→ Task prompt
Copy out once more, unchanged, the lines of the items from the line containing "y-tick-label: 200 — [73, 370, 102, 388]" up to and including the line containing "series-layer — [141, 34, 777, 461]".

→ Supplied entries
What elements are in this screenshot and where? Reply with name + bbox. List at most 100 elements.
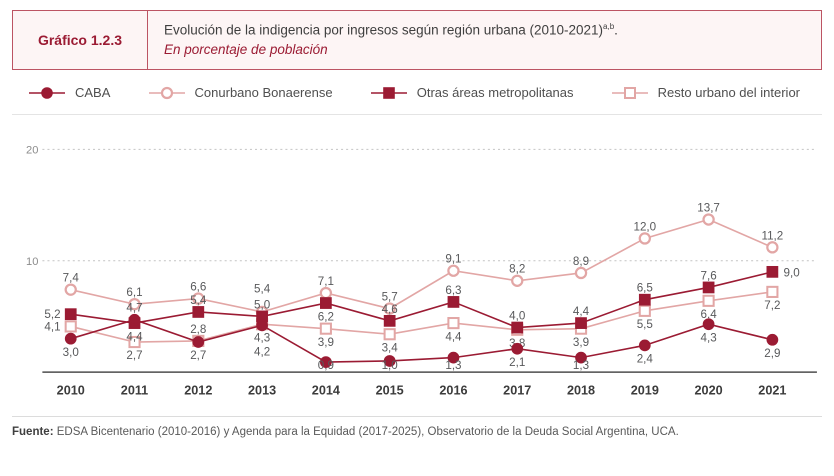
x-axis-year-label: 2016 xyxy=(439,383,467,397)
solid-square-marker xyxy=(320,296,332,309)
data-label: 6,4 xyxy=(701,308,718,321)
data-label: 4,3 xyxy=(254,331,270,344)
data-label: 7,1 xyxy=(318,274,334,287)
open-circle-marker-icon xyxy=(148,86,185,99)
open-square-marker xyxy=(383,327,396,340)
data-label: 9,1 xyxy=(445,252,461,265)
legend-label: Otras áreas metropolitanas xyxy=(416,85,574,100)
data-label: 3,4 xyxy=(382,341,399,354)
solid-square-marker xyxy=(511,321,524,333)
data-label: 4,4 xyxy=(573,304,590,317)
solid-square-marker xyxy=(192,305,205,318)
data-label: 4,7 xyxy=(126,301,142,314)
figure-number-cell: Gráfico 1.2.3 xyxy=(13,11,147,69)
data-label: 5,7 xyxy=(382,290,398,303)
data-label: 12,0 xyxy=(633,220,656,233)
data-label: 0,9 xyxy=(318,359,334,372)
legend-item-caba: CABA xyxy=(28,85,110,101)
data-label: 8,9 xyxy=(573,254,589,267)
data-label: 4,2 xyxy=(254,345,270,358)
data-label: 3,0 xyxy=(63,345,80,358)
open-square-marker xyxy=(638,304,651,317)
solid-circle-marker xyxy=(447,351,460,363)
open-circle-marker xyxy=(383,301,396,315)
x-axis-year-label: 2011 xyxy=(121,383,148,397)
open-circle-marker xyxy=(638,231,651,245)
data-label: 8,2 xyxy=(509,262,525,275)
data-label: 5,4 xyxy=(254,282,271,295)
solid-circle-marker xyxy=(256,318,268,331)
data-label: 2,1 xyxy=(509,355,525,368)
data-label: 3,9 xyxy=(318,335,334,348)
data-label: 4,0 xyxy=(509,309,526,322)
series-line xyxy=(70,290,773,343)
data-label: 13,7 xyxy=(697,201,720,214)
data-label: 4,1 xyxy=(44,320,60,333)
data-label: 4,3 xyxy=(701,331,717,344)
solid-circle-marker xyxy=(320,355,332,368)
header-divider xyxy=(147,11,148,69)
x-axis-year-label: 2010 xyxy=(57,383,85,397)
data-label: 2,4 xyxy=(637,352,654,365)
open-circle-marker xyxy=(511,274,524,287)
open-square-marker xyxy=(447,316,460,329)
solid-circle-marker-icon xyxy=(29,86,65,99)
solid-circle-marker xyxy=(41,86,53,99)
solid-square-marker xyxy=(382,86,395,99)
data-label: 5,2 xyxy=(44,308,60,321)
open-circle-marker xyxy=(160,86,173,99)
solid-circle-marker xyxy=(702,317,715,330)
data-label: 4,4 xyxy=(445,330,462,343)
solid-circle-marker xyxy=(511,342,524,355)
chart-area: 20 10 2010 2011 2012 2013 2014 2015 2016 2017 2018… xyxy=(12,115,822,413)
solid-square-marker-icon xyxy=(370,86,407,99)
data-label: 1,3 xyxy=(573,359,589,372)
legend-label: CABA xyxy=(75,85,111,100)
data-label: 6,5 xyxy=(637,281,653,294)
x-axis-year-label: 2014 xyxy=(312,383,340,397)
data-label: 1,0 xyxy=(382,359,399,372)
data-label: 7,2 xyxy=(764,299,780,312)
solid-circle-marker xyxy=(128,313,141,326)
solid-circle-marker xyxy=(766,333,779,346)
solid-circle-marker xyxy=(192,335,205,348)
data-label: 2,7 xyxy=(190,349,206,362)
solid-circle-marker xyxy=(64,332,77,345)
solid-square-marker xyxy=(447,295,460,308)
open-square-marker xyxy=(319,322,332,335)
open-circle-marker xyxy=(574,266,588,279)
open-circle-marker xyxy=(64,283,77,296)
data-label: 2,8 xyxy=(190,322,206,335)
data-label: 4,4 xyxy=(126,330,143,343)
x-axis-year-label: 2015 xyxy=(376,383,404,397)
source-label: Fuente: xyxy=(12,426,54,439)
data-label: 5,5 xyxy=(637,318,653,331)
data-label: 9,0 xyxy=(784,266,801,279)
open-circle-marker xyxy=(319,286,333,299)
figure-title-superscript: a,b xyxy=(603,22,615,31)
figure-number: Gráfico 1.2.3 xyxy=(37,31,123,48)
figure-title-cell: Evolución de la indigencia por ingresos … xyxy=(148,11,821,69)
solid-square-marker xyxy=(638,293,651,306)
open-circle-marker xyxy=(128,297,141,310)
figure-title-text: Evolución de la indigencia por ingresos … xyxy=(164,22,604,38)
data-label: 4,6 xyxy=(382,302,398,315)
data-label: 5,0 xyxy=(254,298,271,311)
open-square-marker xyxy=(702,294,715,307)
data-label: 6,3 xyxy=(445,283,461,296)
legend-item-otras-areas-metropolitanas: Otras áreas metropolitanas xyxy=(370,85,574,101)
series-resto-urbano-del-interior: 4,12,72,84,33,93,44,43,83,95,56,47,2 xyxy=(44,285,780,362)
open-square-marker xyxy=(623,86,636,99)
legend: CABA Conurbano Bonaerense Otras áreas metr… xyxy=(12,70,822,115)
figure-subtitle: En porcentaje de población xyxy=(164,41,328,57)
series-line xyxy=(70,218,773,313)
source-note: Fuente: EDSA Bicentenario (2010-2016) y … xyxy=(12,416,822,438)
data-label: 7,4 xyxy=(63,271,80,284)
x-axis-year-label: 2013 xyxy=(248,383,276,397)
open-circle-marker xyxy=(702,212,715,226)
data-label: 11,2 xyxy=(761,229,783,242)
solid-square-marker xyxy=(383,314,396,327)
data-label: 6,1 xyxy=(126,286,142,299)
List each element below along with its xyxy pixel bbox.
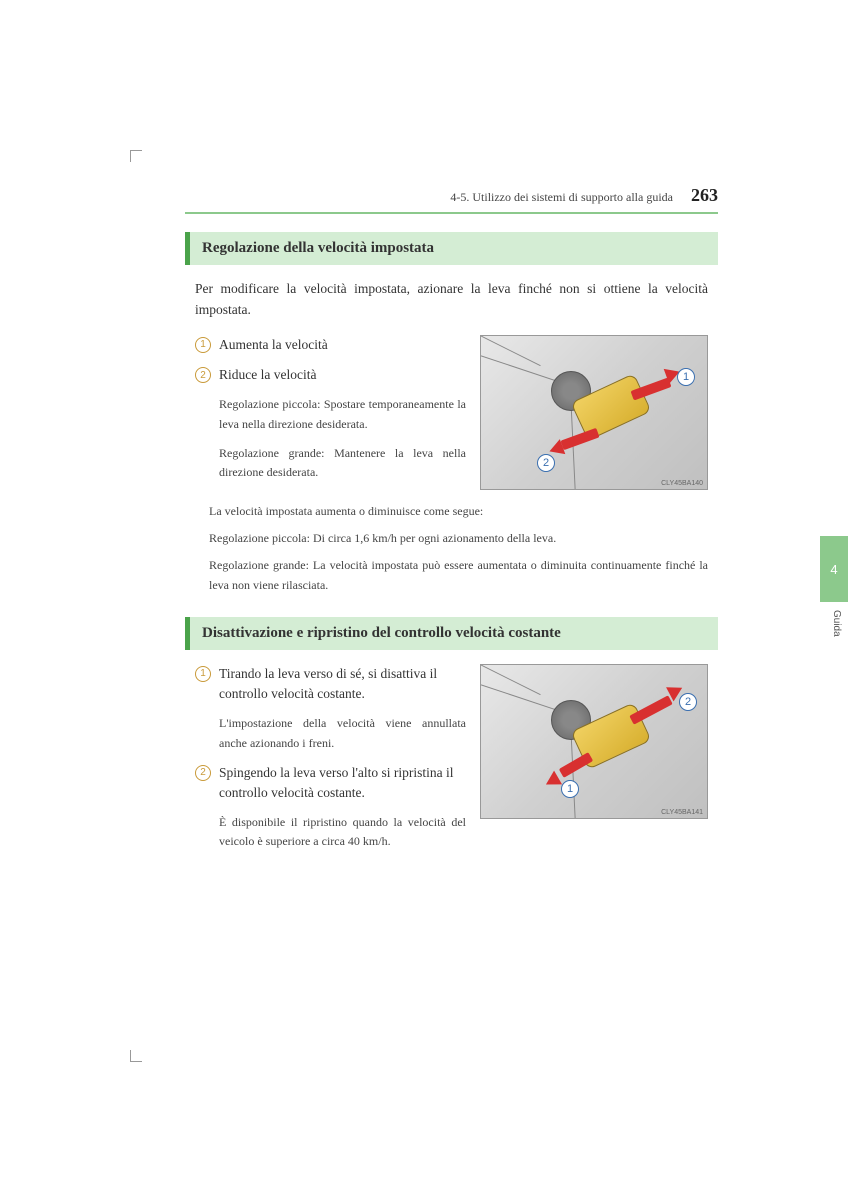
item-label: Aumenta la velocità	[219, 335, 328, 355]
list-item: 1 Tirando la leva verso di sé, si disatt…	[195, 664, 466, 705]
section1-figure-column: 1 2 CLY45BA140	[480, 335, 708, 492]
section2-text-column: 1 Tirando la leva verso di sé, si disatt…	[195, 664, 466, 862]
section1-para1: La velocità impostata aumenta o diminuis…	[209, 502, 708, 521]
section1-text-column: 1 Aumenta la velocità 2 Riduce la veloci…	[195, 335, 466, 492]
section1-para3: Regolazione grande: La velocità impostat…	[209, 556, 708, 594]
page-number: 263	[691, 185, 718, 206]
figure-label-2: 2	[537, 454, 555, 472]
circled-number-icon: 2	[195, 765, 211, 781]
section1-para2: Regolazione piccola: Di circa 1,6 km/h p…	[209, 529, 708, 548]
section2-item1-sub: L'impostazione della velocità viene annu…	[219, 714, 466, 752]
list-item: 1 Aumenta la velocità	[195, 335, 466, 355]
figure-credit: CLY45BA140	[661, 480, 703, 487]
figure-label-2: 2	[679, 693, 697, 711]
section2-figure-column: 1 2 CLY45BA141	[480, 664, 708, 862]
figure-label-1: 1	[677, 368, 695, 386]
circled-number-icon: 2	[195, 367, 211, 383]
item-label: Spingendo la leva verso l'alto si ripris…	[219, 763, 466, 804]
section2-title: Disattivazione e ripristino del controll…	[185, 617, 718, 650]
figure-cruise-lever-2: 1 2 CLY45BA141	[480, 664, 708, 819]
circled-number-icon: 1	[195, 666, 211, 682]
section2-item2-sub: È disponibile il ripristino quando la ve…	[219, 813, 466, 851]
item-label: Tirando la leva verso di sé, si disattiv…	[219, 664, 466, 705]
section1-sub2: Regolazione grande: Mantenere la leva ne…	[219, 444, 466, 482]
section1-sub1: Regolazione piccola: Spostare temporanea…	[219, 395, 466, 433]
list-item: 2 Spingendo la leva verso l'alto si ripr…	[195, 763, 466, 804]
section1-content: 1 Aumenta la velocità 2 Riduce la veloci…	[195, 335, 708, 492]
circled-number-icon: 1	[195, 337, 211, 353]
section2-content: 1 Tirando la leva verso di sé, si disatt…	[195, 664, 708, 862]
section1-title: Regolazione della velocità impostata	[185, 232, 718, 265]
crop-mark-bl	[130, 1050, 142, 1062]
page-content: 4-5. Utilizzo dei sistemi di supporto al…	[0, 0, 848, 932]
figure-credit: CLY45BA141	[661, 809, 703, 816]
item-label: Riduce la velocità	[219, 365, 316, 385]
figure-label-1: 1	[561, 780, 579, 798]
list-item: 2 Riduce la velocità	[195, 365, 466, 385]
section1-intro: Per modificare la velocità impostata, az…	[195, 279, 708, 321]
page-header: 4-5. Utilizzo dei sistemi di supporto al…	[185, 185, 718, 214]
figure-cruise-lever-1: 1 2 CLY45BA140	[480, 335, 708, 490]
header-section-text: 4-5. Utilizzo dei sistemi di supporto al…	[450, 190, 673, 205]
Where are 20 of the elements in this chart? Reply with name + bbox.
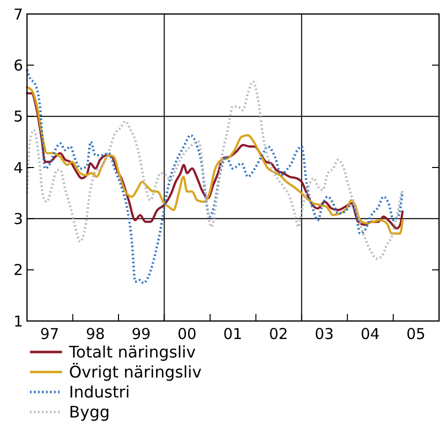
x-tick-label: 05 [406,325,426,343]
legend-label: Övrigt näringsliv [69,362,202,382]
x-tick-label: 98 [86,325,105,343]
x-tick-label: 00 [178,325,197,343]
x-tick-label: 04 [360,325,380,343]
y-tick-label: 5 [13,108,23,126]
legend-label: Industri [69,382,130,402]
y-tick-label: 2 [13,261,23,280]
y-tick-label: 1 [13,312,23,330]
x-tick-label: 01 [223,325,242,343]
x-tick-label: 03 [314,325,334,343]
y-tick-label: 6 [13,56,23,74]
x-tick-label: 02 [269,325,288,343]
y-tick-label: 3 [13,210,23,228]
legend-label: Bygg [69,402,110,422]
y-tick-label: 7 [13,5,23,24]
x-tick-label: 99 [132,325,151,343]
y-tick-label: 4 [13,158,23,177]
x-tick-label: 97 [40,325,60,343]
legend-label: Totalt näringsliv [68,342,196,362]
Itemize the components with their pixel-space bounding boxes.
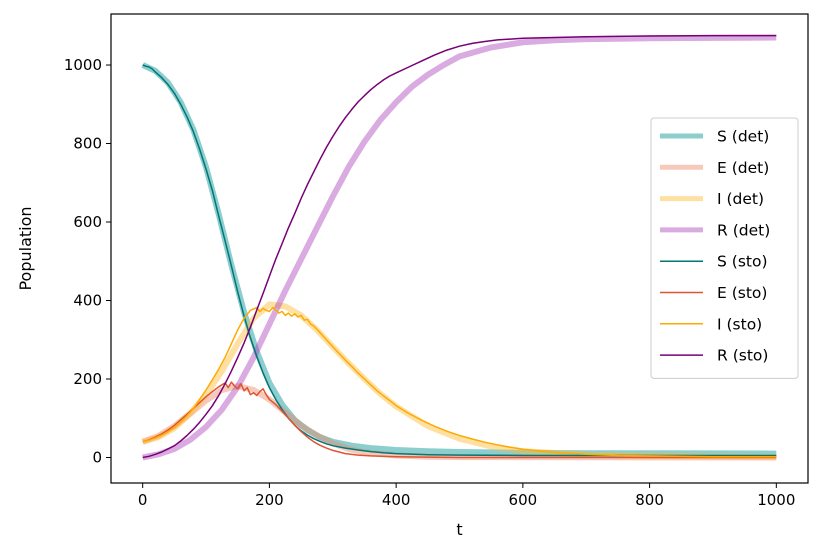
y-tick-label: 200 — [73, 370, 102, 388]
ticks-layer: 0 200 400 600 800 1000 0 200 400 600 800 1000 — [64, 56, 796, 509]
plot-frame — [110, 13, 809, 484]
legend-label: S (sto) — [717, 253, 768, 271]
legend-label: E (det) — [717, 159, 769, 177]
x-tick-label: 400 — [382, 491, 411, 509]
series-layer — [141, 34, 777, 461]
series-line-i-sto — [142, 306, 777, 458]
x-tick-label: 200 — [255, 491, 284, 509]
y-tick-label: 600 — [73, 213, 102, 231]
legend-label: R (sto) — [717, 347, 768, 365]
y-axis-label: Population — [16, 206, 35, 290]
legend: S (det) E (det) I (det) R (det) S (sto) E (st… — [650, 117, 799, 379]
y-tick-label: 0 — [92, 448, 102, 466]
legend-label: I (det) — [717, 190, 764, 208]
x-axis-label: t — [456, 520, 462, 539]
legend-label: S (det) — [717, 128, 769, 146]
series-line-r-sto — [142, 34, 777, 459]
x-tick-label: 0 — [138, 491, 148, 509]
y-tick-label: 800 — [73, 135, 102, 153]
legend-box — [650, 117, 799, 379]
x-tick-label: 600 — [509, 491, 538, 509]
series-line-r-det — [142, 34, 777, 461]
y-tick-label: 400 — [73, 292, 102, 310]
series-line-e-sto — [142, 381, 777, 459]
legend-label: E (sto) — [717, 284, 767, 302]
series-line-s-sto — [142, 64, 777, 457]
x-tick-label: 800 — [635, 491, 664, 509]
legend-label: R (det) — [717, 221, 770, 239]
series-line-e-det — [141, 383, 777, 461]
x-tick-label: 1000 — [757, 491, 795, 509]
legend-label: I (sto) — [717, 315, 762, 333]
y-tick-label: 1000 — [64, 56, 102, 74]
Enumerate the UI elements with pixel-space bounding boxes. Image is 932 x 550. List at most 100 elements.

→ Written response
y-tick-label: 200 — [73, 370, 102, 388]
ticks-layer: 0 200 400 600 800 1000 0 200 400 600 800 1000 — [64, 56, 796, 509]
plot-frame — [110, 13, 809, 484]
legend-label: S (sto) — [717, 253, 768, 271]
legend-label: E (det) — [717, 159, 769, 177]
x-tick-label: 400 — [382, 491, 411, 509]
series-layer — [141, 34, 777, 461]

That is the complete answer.